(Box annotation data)

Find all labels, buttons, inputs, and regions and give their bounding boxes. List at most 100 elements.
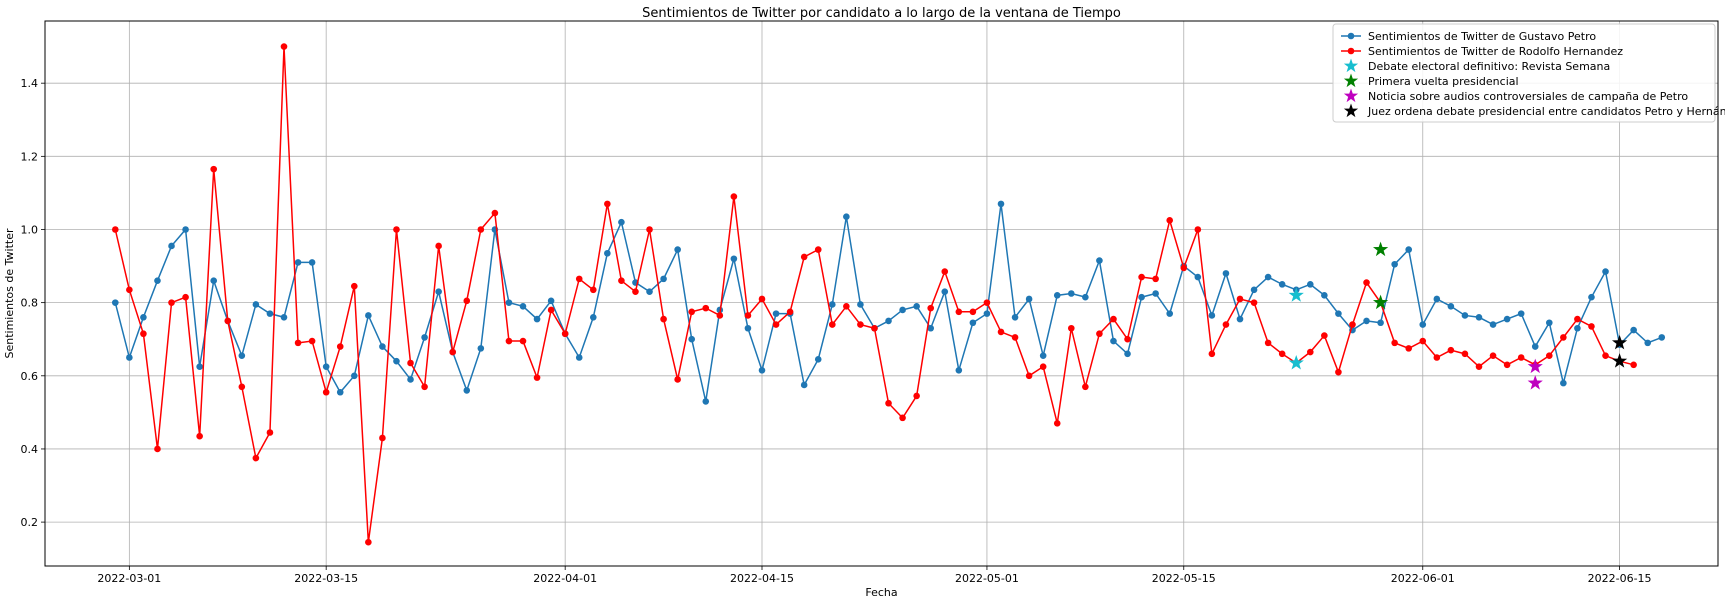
y-axis-label: Sentimientos de Twitter bbox=[3, 228, 16, 358]
data-point bbox=[1194, 273, 1202, 281]
data-point bbox=[463, 297, 471, 305]
data-point bbox=[1264, 273, 1272, 281]
x-tick-label: 2022-03-15 bbox=[294, 572, 358, 585]
data-point bbox=[140, 313, 147, 321]
data-point bbox=[646, 226, 653, 233]
legend-star-swatch bbox=[1343, 103, 1359, 118]
data-point bbox=[660, 275, 667, 283]
data-point bbox=[238, 383, 246, 391]
data-point bbox=[1278, 350, 1286, 358]
data-point bbox=[547, 306, 555, 314]
data-point bbox=[758, 295, 766, 303]
data-point bbox=[435, 288, 442, 295]
data-point bbox=[969, 308, 977, 316]
data-point bbox=[1517, 354, 1525, 361]
x-tick-label: 2022-06-15 bbox=[1588, 572, 1652, 585]
data-point bbox=[547, 297, 555, 305]
data-point bbox=[210, 165, 218, 173]
data-point bbox=[1405, 246, 1413, 253]
data-point bbox=[1166, 310, 1174, 317]
data-point bbox=[1025, 372, 1033, 380]
data-point bbox=[1531, 343, 1539, 350]
grid bbox=[45, 21, 1718, 566]
data-point bbox=[463, 387, 471, 394]
y-tick-label: 0.4 bbox=[21, 443, 39, 456]
data-point bbox=[224, 317, 232, 325]
data-point bbox=[1250, 299, 1258, 306]
data-point bbox=[1321, 292, 1328, 299]
data-point bbox=[1039, 352, 1047, 359]
data-point bbox=[252, 454, 260, 462]
data-point bbox=[1419, 321, 1427, 328]
data-point bbox=[1391, 260, 1398, 268]
data-point bbox=[505, 299, 513, 306]
data-point bbox=[1489, 321, 1497, 328]
data-point bbox=[758, 367, 766, 374]
data-point bbox=[1560, 379, 1567, 387]
data-point bbox=[941, 288, 949, 295]
data-point bbox=[997, 328, 1005, 336]
data-point bbox=[1349, 321, 1356, 328]
data-point bbox=[393, 357, 400, 365]
legend-label: Noticia sobre audios controversiales de … bbox=[1368, 90, 1688, 103]
data-point bbox=[308, 337, 316, 345]
data-point bbox=[1644, 339, 1652, 347]
axis-ticks: 2022-03-01 2022-03-15 2022-04-01 2022-04-15… bbox=[21, 77, 1652, 585]
data-point bbox=[1124, 335, 1131, 343]
data-point bbox=[407, 376, 414, 383]
event-star-marker bbox=[1611, 334, 1628, 350]
data-point bbox=[1335, 368, 1342, 376]
data-point bbox=[885, 399, 892, 407]
data-point bbox=[1011, 334, 1019, 341]
legend-label: Primera vuelta presidencial bbox=[1368, 75, 1519, 88]
data-point bbox=[604, 249, 611, 257]
data-point bbox=[322, 363, 330, 370]
data-point bbox=[435, 242, 442, 250]
data-point bbox=[1335, 310, 1342, 317]
data-point bbox=[800, 253, 808, 261]
data-point bbox=[154, 277, 161, 284]
data-point bbox=[294, 259, 302, 266]
data-point bbox=[716, 312, 724, 319]
data-point bbox=[857, 301, 864, 308]
data-point bbox=[1630, 361, 1637, 369]
data-point bbox=[252, 301, 260, 308]
data-point bbox=[589, 313, 597, 321]
x-tick-label: 2022-03-01 bbox=[97, 572, 161, 585]
legend-star-swatch bbox=[1343, 73, 1359, 88]
data-point bbox=[126, 286, 133, 294]
data-point bbox=[1082, 293, 1089, 301]
data-point bbox=[1461, 350, 1469, 358]
data-point bbox=[1391, 339, 1398, 347]
event-markers bbox=[1288, 241, 1628, 390]
data-point bbox=[674, 246, 681, 253]
data-point bbox=[927, 324, 935, 332]
y-tick-label: 0.2 bbox=[21, 516, 39, 529]
data-point bbox=[1433, 295, 1441, 303]
data-point bbox=[238, 352, 246, 359]
data-point bbox=[730, 255, 738, 263]
data-point bbox=[702, 398, 710, 405]
data-point bbox=[266, 310, 274, 317]
data-point bbox=[1208, 312, 1216, 319]
plot-area-frame bbox=[44, 20, 1719, 567]
data-point bbox=[322, 388, 330, 396]
data-point bbox=[632, 288, 639, 295]
x-tick-label: 2022-04-01 bbox=[533, 572, 597, 585]
data-point bbox=[1503, 315, 1511, 323]
data-point bbox=[1236, 295, 1244, 303]
y-tick-label: 0.6 bbox=[21, 370, 39, 383]
data-point bbox=[365, 538, 372, 546]
data-point bbox=[449, 348, 457, 356]
data-point bbox=[1447, 346, 1455, 354]
data-point bbox=[126, 354, 133, 361]
data-point bbox=[885, 317, 892, 325]
data-point bbox=[828, 301, 836, 308]
data-point bbox=[1067, 290, 1075, 297]
data-point bbox=[1110, 337, 1117, 345]
data-point bbox=[1377, 319, 1384, 327]
data-point bbox=[744, 324, 752, 332]
legend-marker-swatch bbox=[1347, 32, 1355, 40]
legend: Sentimientos de Twitter de Gustavo Petro… bbox=[1332, 23, 1725, 123]
data-point bbox=[196, 363, 203, 370]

EXERCISE REQUIREMENTS – In the stretch of the material from the line with "y-axis-label: Sentimientos de" through the line with "legend-star-swatch bbox=[1343, 103, 1359, 118]", swap every "data-point" for "scatter-point" and leave everything else as it is. Return only those lines.

WRITTEN SOLUTION –
y-axis-label: Sentimientos de Twitter bbox=[3, 228, 16, 358]
scatter-point bbox=[1194, 273, 1202, 281]
scatter-point bbox=[463, 297, 471, 305]
scatter-point bbox=[1264, 273, 1272, 281]
x-tick-label: 2022-03-15 bbox=[294, 572, 358, 585]
scatter-point bbox=[140, 313, 147, 321]
scatter-point bbox=[646, 226, 653, 233]
legend-star-swatch bbox=[1343, 103, 1359, 118]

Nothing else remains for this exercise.